» Short task:
Write out the entries verbatim and leave the images out of the copy.

** start Exercise materials **

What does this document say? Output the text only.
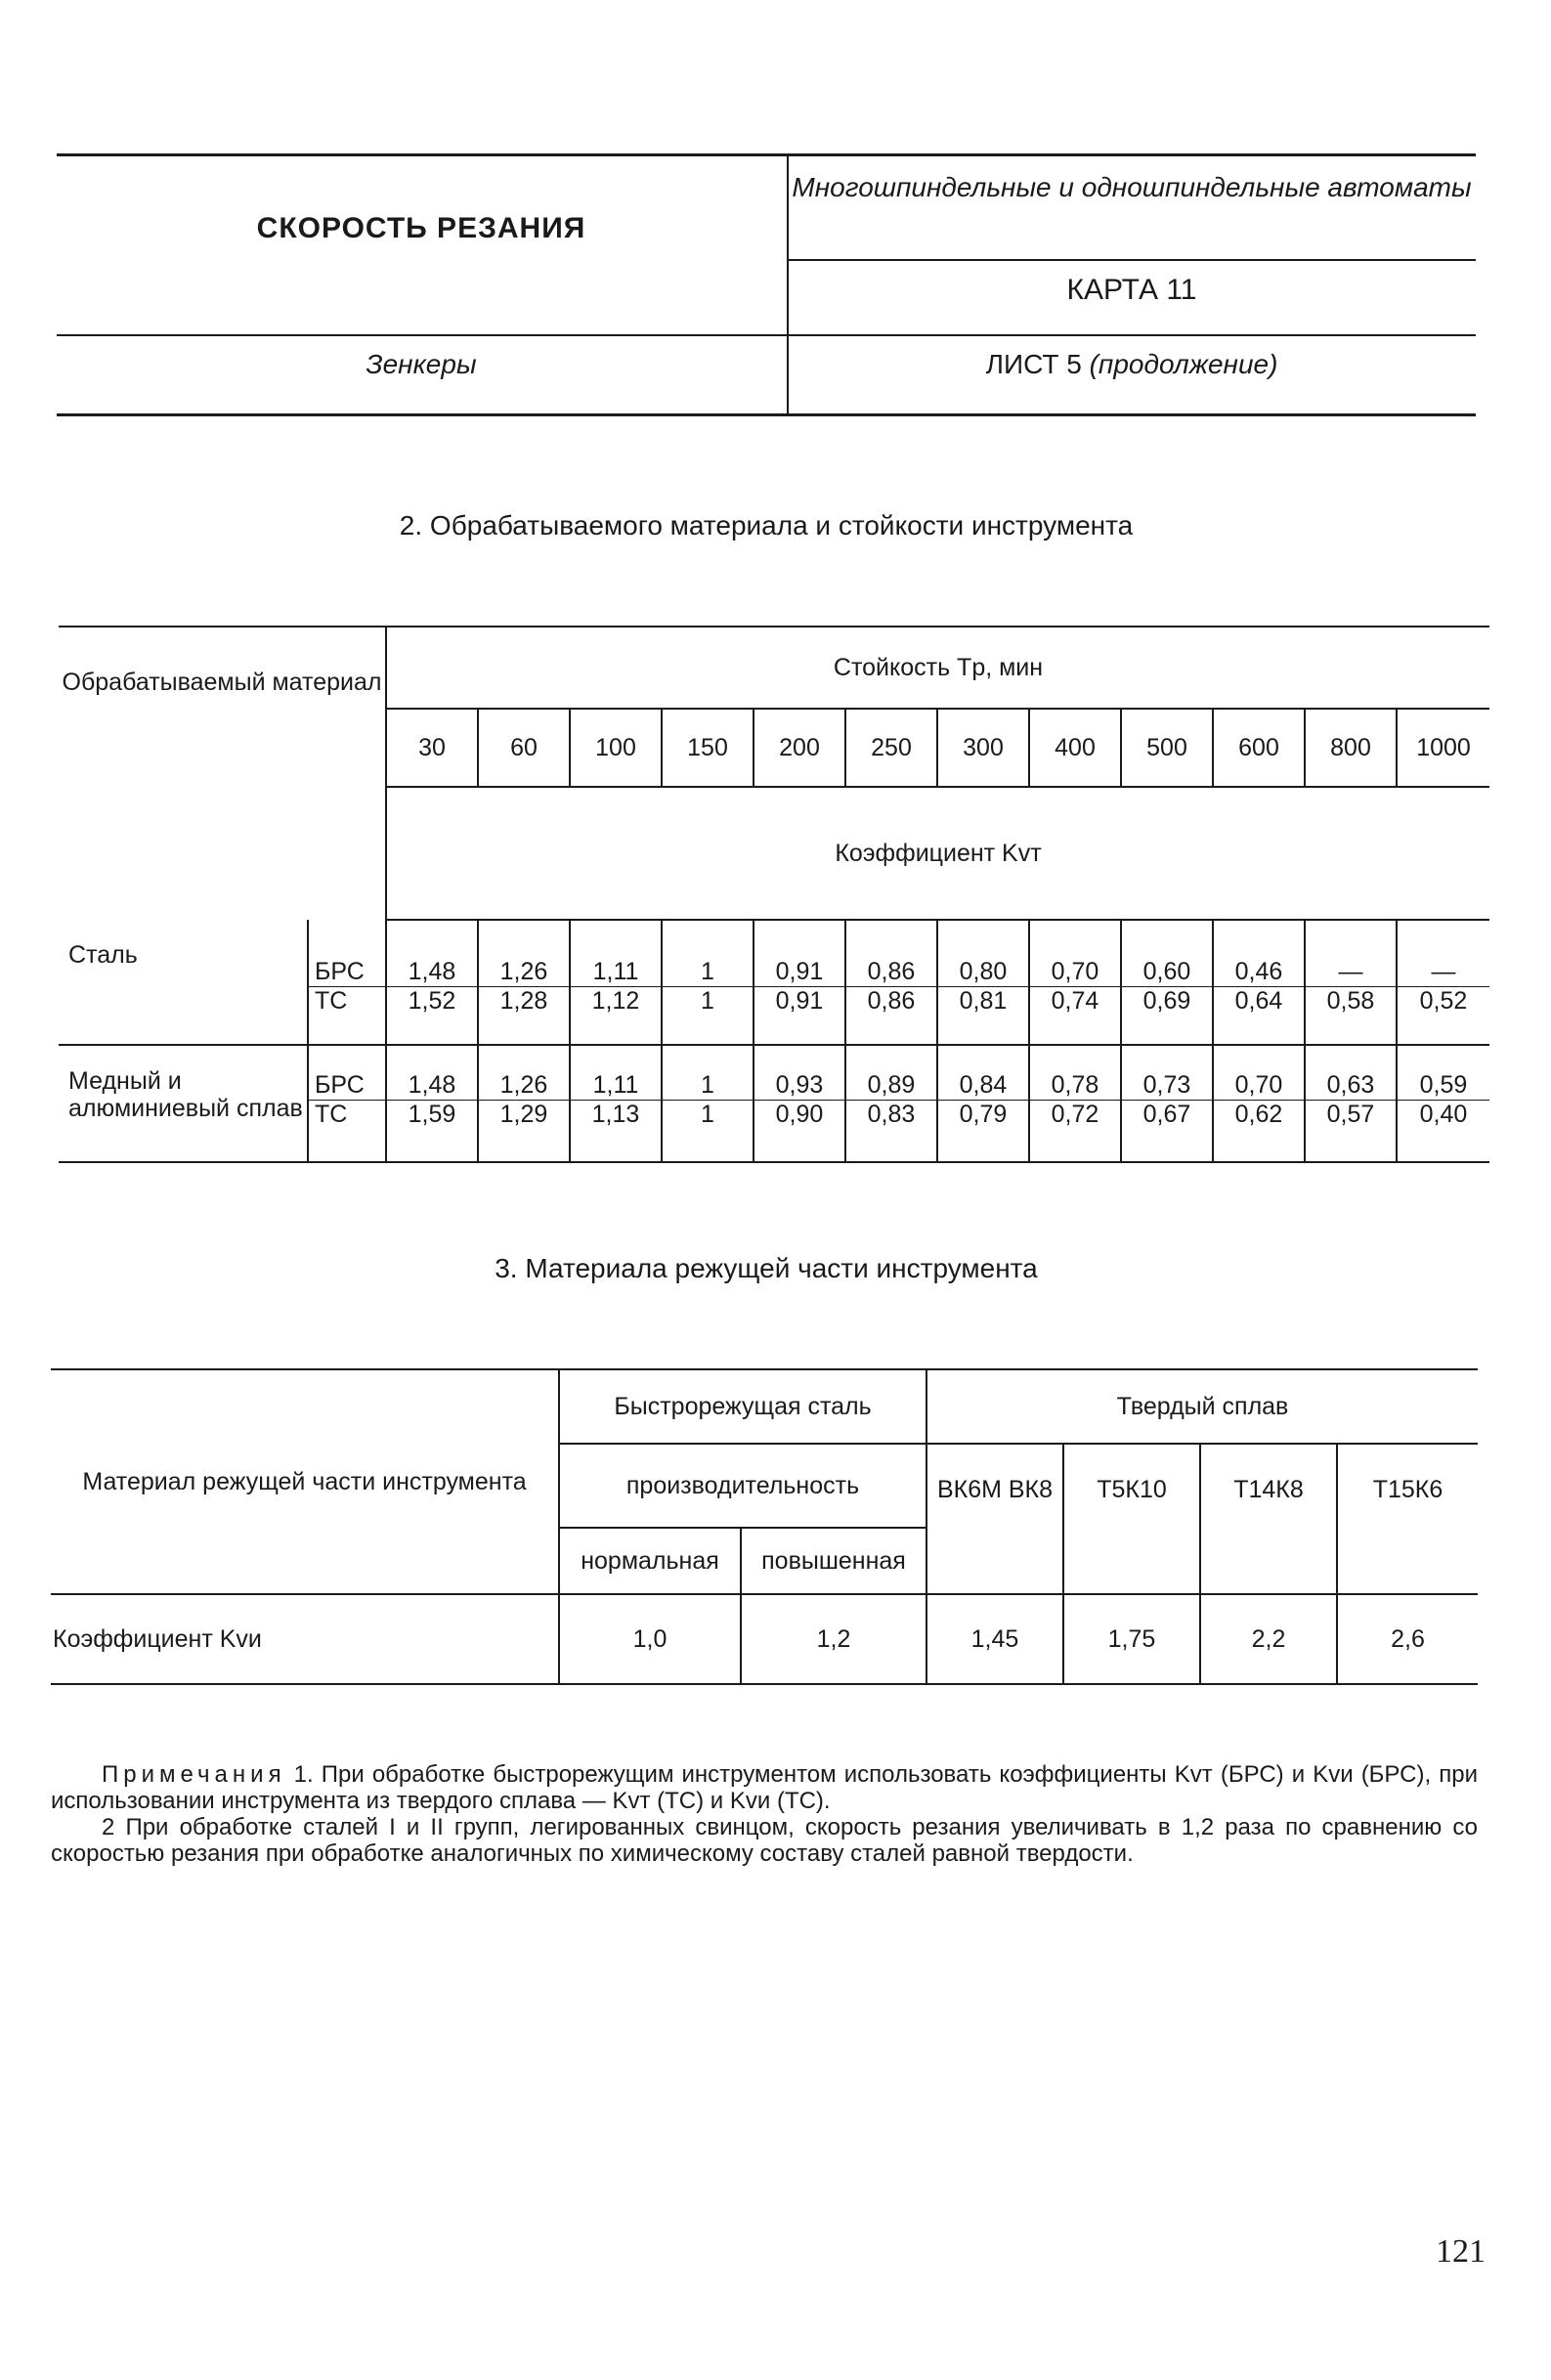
СКОРОСТЬ РЕЗАНИЯ
Зенкеры
Многошпиндельные и одношпиндельные автоматы
КАРТА 11
ЛИСТ 5 (продолжение)
2. Обрабатываемого материала и стойкости инструмента
Обрабатываемый материал		Стойкость Tр, мин											
		30	60	100	150	200	250	300	400	500	600	800	1000
		Коэффициент Kvт											
Сталь	БРС	1,48	1,26	1,11	1	0,91	0,86	0,80	0,70	0,60	0,46	—	—
	ТС	1,52	1,28	1,12	1	0,91	0,86	0,81	0,74	0,69	0,64	0,58	0,52
Медный и алюминиевый сплав	БРС	1,48	1,26	1,11	1	0,93	0,89	0,84	0,78	0,73	0,70	0,63	0,59
	ТС	1,59	1,29	1,13	1	0,90	0,83	0,79	0,72	0,67	0,62	0,57	0,40
3. Материала режущей части инструмента
Материал режущей части инструмента	Быстрорежущая сталь		Твердый сплав			
	производительность		ВК6М ВК8	Т5К10	Т14К8	Т15К6
	нормальная	повышенная				
Коэффициент Kvи	1,0	1,2	1,45	1,75	2,2	2,6

Примечания 1. При обработке быстрорежущим инструментом использовать коэффициенты Kvт (БРС) и Kvи (БРС), при использовании инструмента из твердого сплава — Kvт (ТС) и Kvи (ТС).

2 При обработке сталей I и II групп, легированных свинцом, скорость резания увеличивать в 1,2 раза по сравнению со скоростью резания при обработке аналогичных по химическому составу сталей равной твердости.

121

** end Exercise materials **

» Exercise response:
What does this document say? Output the text only.
СКОРОСТЬ РЕЗАНИЯ
Зенкеры
Многошпиндельные и одношпиндельные автоматы
КАРТА 11
ЛИСТ 5 (продолжение)
2. Обрабатываемого материала и стойкости инструмента
Обрабатываемый материал		Стойкость Tр, мин											
		30	60	100	150	200	250	300	400	500	600	800	1000
		Коэффициент Kvт											
Сталь	БРС	1,48	1,26	1,11	1	0,91	0,86	0,80	0,70	0,60	0,46	—	—
	ТС	1,52	1,28	1,12	1	0,91	0,86	0,81	0,74	0,69	0,64	0,58	0,52
Медный и алюминиевый сплав	БРС	1,48	1,26	1,11	1	0,93	0,89	0,84	0,78	0,73	0,70	0,63	0,59
	ТС	1,59	1,29	1,13	1	0,90	0,83	0,79	0,72	0,67	0,62	0,57	0,40
3. Материала режущей части инструмента
Материал режущей части инструмента	Быстрорежущая сталь		Твердый сплав			
	производительность		ВК6М ВК8	Т5К10	Т14К8	Т15К6
	нормальная	повышенная				
Коэффициент Kvи	1,0	1,2	1,45	1,75	2,2	2,6

Примечания 1. При обработке быстрорежущим инструментом использовать коэффициенты Kvт (БРС) и Kvи (БРС), при использовании инструмента из твердого сплава — Kvт (ТС) и Kvи (ТС).

2 При обработке сталей I и II групп, легированных свинцом, скорость резания увеличивать в 1,2 раза по сравнению со скоростью резания при обработке аналогичных по химическому составу сталей равной твердости.

121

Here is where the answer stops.